-- Start DATASET RECORDS --

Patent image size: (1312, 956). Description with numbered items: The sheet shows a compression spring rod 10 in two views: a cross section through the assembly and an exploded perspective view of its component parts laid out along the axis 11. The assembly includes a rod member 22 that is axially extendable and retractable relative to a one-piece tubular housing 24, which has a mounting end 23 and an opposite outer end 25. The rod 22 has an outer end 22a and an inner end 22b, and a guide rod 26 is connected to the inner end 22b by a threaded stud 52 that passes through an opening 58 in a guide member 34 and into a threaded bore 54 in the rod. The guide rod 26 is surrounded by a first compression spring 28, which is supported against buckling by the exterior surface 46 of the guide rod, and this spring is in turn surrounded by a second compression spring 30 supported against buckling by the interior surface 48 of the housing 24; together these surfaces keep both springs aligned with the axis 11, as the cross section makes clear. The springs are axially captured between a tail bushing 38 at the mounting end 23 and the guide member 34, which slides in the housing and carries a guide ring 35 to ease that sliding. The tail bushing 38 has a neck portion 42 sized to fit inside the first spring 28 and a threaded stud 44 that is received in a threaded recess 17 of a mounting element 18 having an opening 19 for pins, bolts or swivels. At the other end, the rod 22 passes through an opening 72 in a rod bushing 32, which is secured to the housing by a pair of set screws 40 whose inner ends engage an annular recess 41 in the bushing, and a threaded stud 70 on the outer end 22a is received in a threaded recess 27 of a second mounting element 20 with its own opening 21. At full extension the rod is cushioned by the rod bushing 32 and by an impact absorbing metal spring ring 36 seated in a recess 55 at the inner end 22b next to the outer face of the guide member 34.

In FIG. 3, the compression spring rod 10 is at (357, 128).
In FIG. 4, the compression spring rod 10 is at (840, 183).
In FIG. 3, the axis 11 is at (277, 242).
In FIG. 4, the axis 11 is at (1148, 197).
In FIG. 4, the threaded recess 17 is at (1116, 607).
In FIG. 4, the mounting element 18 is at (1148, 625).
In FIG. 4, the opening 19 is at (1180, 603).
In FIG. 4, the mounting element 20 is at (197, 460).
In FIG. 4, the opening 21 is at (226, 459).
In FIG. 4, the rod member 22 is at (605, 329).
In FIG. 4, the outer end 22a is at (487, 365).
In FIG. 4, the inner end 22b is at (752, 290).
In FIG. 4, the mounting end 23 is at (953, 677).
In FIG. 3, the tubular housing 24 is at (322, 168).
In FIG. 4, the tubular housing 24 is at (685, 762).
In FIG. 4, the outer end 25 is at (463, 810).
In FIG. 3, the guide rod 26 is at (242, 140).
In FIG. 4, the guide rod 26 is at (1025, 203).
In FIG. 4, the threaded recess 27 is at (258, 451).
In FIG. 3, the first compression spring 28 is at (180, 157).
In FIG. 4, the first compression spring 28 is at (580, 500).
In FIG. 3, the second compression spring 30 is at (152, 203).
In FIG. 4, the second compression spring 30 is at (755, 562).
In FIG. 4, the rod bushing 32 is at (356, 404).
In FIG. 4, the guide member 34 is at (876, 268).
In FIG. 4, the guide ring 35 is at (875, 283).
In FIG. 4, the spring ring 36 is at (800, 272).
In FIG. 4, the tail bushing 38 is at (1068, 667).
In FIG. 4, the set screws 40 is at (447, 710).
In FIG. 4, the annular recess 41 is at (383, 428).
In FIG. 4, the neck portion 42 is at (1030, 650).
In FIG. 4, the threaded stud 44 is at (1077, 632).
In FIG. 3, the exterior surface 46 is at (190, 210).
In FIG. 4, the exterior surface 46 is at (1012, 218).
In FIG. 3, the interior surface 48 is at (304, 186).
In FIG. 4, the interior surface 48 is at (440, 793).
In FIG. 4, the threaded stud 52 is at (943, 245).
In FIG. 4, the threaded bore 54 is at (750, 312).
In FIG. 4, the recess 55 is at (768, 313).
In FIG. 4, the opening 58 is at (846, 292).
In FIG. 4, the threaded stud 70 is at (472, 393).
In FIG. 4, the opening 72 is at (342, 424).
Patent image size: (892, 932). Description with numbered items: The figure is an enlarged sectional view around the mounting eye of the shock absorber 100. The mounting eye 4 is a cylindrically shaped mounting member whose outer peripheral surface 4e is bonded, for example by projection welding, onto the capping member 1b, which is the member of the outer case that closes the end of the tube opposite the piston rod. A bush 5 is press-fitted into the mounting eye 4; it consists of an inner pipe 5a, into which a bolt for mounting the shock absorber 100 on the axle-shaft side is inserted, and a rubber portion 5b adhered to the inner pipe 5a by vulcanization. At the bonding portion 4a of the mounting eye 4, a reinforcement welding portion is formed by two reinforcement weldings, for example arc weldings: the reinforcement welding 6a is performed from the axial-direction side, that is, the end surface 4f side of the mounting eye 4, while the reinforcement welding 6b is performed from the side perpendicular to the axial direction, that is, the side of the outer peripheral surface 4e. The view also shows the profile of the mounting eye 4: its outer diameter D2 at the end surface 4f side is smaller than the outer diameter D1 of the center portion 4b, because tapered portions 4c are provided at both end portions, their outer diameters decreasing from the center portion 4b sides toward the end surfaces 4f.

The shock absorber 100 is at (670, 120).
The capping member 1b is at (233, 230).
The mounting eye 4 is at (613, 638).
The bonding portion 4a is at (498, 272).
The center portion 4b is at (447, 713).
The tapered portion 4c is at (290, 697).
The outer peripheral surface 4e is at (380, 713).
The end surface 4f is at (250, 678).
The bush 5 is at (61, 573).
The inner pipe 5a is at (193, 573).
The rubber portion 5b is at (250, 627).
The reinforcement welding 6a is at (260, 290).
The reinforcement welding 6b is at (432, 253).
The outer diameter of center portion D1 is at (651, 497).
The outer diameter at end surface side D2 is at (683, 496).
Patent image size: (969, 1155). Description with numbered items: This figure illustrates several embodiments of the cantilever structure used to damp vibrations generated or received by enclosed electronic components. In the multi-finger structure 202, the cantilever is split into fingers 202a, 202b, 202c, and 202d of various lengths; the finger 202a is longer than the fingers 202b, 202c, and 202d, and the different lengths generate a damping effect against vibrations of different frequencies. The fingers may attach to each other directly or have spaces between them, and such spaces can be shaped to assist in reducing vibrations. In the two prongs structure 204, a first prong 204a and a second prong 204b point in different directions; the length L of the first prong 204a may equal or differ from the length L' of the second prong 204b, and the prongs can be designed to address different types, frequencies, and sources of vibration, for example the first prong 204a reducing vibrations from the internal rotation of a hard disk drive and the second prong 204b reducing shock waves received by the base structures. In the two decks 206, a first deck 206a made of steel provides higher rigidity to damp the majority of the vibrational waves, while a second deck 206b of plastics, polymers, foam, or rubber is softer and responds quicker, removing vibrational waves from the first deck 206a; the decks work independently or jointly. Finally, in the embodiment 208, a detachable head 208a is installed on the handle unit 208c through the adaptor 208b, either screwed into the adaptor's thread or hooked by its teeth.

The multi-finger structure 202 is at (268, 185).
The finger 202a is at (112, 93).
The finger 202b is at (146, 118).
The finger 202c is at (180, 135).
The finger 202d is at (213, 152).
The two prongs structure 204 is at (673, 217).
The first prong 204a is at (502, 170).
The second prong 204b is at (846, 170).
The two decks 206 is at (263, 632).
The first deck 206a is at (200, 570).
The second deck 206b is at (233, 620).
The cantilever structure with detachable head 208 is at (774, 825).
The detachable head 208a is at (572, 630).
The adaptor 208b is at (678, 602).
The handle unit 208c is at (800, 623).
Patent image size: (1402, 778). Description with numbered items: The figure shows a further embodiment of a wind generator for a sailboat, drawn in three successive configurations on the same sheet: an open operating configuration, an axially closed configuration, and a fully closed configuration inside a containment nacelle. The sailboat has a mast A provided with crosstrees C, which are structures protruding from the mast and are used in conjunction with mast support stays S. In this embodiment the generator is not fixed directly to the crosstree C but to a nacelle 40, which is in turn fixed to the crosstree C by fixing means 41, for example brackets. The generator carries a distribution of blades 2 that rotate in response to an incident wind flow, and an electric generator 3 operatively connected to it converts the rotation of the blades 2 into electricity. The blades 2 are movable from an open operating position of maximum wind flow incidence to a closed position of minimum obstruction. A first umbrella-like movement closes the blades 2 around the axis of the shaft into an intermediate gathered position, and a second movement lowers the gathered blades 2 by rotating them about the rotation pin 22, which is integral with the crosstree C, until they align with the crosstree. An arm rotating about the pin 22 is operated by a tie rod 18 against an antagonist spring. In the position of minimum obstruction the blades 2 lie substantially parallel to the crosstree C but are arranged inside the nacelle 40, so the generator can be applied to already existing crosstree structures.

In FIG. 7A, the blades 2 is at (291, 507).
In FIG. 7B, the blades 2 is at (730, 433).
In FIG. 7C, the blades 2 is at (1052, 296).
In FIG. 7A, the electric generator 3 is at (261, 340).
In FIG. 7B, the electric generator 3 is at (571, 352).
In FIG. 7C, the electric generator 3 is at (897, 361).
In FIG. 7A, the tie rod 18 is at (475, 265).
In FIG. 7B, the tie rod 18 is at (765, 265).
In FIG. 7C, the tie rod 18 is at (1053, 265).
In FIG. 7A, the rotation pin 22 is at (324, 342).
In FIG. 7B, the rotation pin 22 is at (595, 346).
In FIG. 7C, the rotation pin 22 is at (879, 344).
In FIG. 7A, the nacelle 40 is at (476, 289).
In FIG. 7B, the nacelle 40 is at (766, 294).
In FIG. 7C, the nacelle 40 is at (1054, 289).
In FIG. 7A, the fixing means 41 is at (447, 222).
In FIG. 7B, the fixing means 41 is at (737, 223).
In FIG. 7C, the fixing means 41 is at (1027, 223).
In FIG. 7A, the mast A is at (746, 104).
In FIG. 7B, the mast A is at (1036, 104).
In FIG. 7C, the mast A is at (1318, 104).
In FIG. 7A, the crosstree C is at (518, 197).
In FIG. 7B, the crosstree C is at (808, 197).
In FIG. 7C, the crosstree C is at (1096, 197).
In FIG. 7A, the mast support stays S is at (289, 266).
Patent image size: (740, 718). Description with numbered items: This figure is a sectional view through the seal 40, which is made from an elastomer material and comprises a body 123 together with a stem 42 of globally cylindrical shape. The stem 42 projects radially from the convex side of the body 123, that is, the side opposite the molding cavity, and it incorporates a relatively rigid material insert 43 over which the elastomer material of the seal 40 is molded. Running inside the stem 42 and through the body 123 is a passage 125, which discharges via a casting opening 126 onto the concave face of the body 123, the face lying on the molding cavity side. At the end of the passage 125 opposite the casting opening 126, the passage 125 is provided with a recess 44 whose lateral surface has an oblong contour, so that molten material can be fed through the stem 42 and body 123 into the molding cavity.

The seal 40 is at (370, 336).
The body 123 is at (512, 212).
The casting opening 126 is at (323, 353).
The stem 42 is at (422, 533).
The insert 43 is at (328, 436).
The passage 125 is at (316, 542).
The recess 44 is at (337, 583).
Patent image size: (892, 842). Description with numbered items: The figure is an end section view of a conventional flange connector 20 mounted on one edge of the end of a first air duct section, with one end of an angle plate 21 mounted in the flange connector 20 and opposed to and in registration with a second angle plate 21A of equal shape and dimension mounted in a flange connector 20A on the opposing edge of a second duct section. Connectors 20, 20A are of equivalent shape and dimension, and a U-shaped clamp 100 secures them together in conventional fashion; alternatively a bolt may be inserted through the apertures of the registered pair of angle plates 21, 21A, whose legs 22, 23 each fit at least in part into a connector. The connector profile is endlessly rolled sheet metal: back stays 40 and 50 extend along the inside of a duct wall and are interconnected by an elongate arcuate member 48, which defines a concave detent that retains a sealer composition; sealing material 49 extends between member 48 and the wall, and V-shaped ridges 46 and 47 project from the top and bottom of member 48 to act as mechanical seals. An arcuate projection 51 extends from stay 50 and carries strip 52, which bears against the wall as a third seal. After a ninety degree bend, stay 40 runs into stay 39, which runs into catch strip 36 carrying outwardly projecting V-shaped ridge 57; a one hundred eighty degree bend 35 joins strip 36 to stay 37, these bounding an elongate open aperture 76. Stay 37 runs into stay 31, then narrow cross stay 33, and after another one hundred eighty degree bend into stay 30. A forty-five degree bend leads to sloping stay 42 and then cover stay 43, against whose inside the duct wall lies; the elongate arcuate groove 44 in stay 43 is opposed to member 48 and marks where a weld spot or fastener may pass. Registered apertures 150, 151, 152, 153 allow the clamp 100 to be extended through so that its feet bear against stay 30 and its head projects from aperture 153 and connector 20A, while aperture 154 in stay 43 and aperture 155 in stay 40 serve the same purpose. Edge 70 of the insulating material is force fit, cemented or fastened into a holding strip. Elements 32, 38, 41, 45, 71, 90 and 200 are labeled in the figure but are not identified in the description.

-- End DATASET RECORDS --

§ **SHORT EXERCISE**
Reproduce verbatim the items starting at the line that contains "Patent image size: (892, 932)." and ending at the line that contains "The bonding portion 4a is at (498, 272).", with both of those lines included.

§ **FINAL RESULT**
Patent image size: (892, 932). Description with numbered items: The figure is an enlarged sectional view around the mounting eye of the shock absorber 100. The mounting eye 4 is a cylindrically shaped mounting member whose outer peripheral surface 4e is bonded, for example by projection welding, onto the capping member 1b, which is the member of the outer case that closes the end of the tube opposite the piston rod. A bush 5 is press-fitted into the mounting eye 4; it consists of an inner pipe 5a, into which a bolt for mounting the shock absorber 100 on the axle-shaft side is inserted, and a rubber portion 5b adhered to the inner pipe 5a by vulcanization. At the bonding portion 4a of the mounting eye 4, a reinforcement welding portion is formed by two reinforcement weldings, for example arc weldings: the reinforcement welding 6a is performed from the axial-direction side, that is, the end surface 4f side of the mounting eye 4, while the reinforcement welding 6b is performed from the side perpendicular to the axial direction, that is, the side of the outer peripheral surface 4e. The view also shows the profile of the mounting eye 4: its outer diameter D2 at the end surface 4f side is smaller than the outer diameter D1 of the center portion 4b, because tapered portions 4c are provided at both end portions, their outer diameters decreasing from the center portion 4b sides toward the end surfaces 4f.

The shock absorber 100 is at (670, 120).
The capping member 1b is at (233, 230).
The mounting eye 4 is at (613, 638).
The bonding portion 4a is at (498, 272).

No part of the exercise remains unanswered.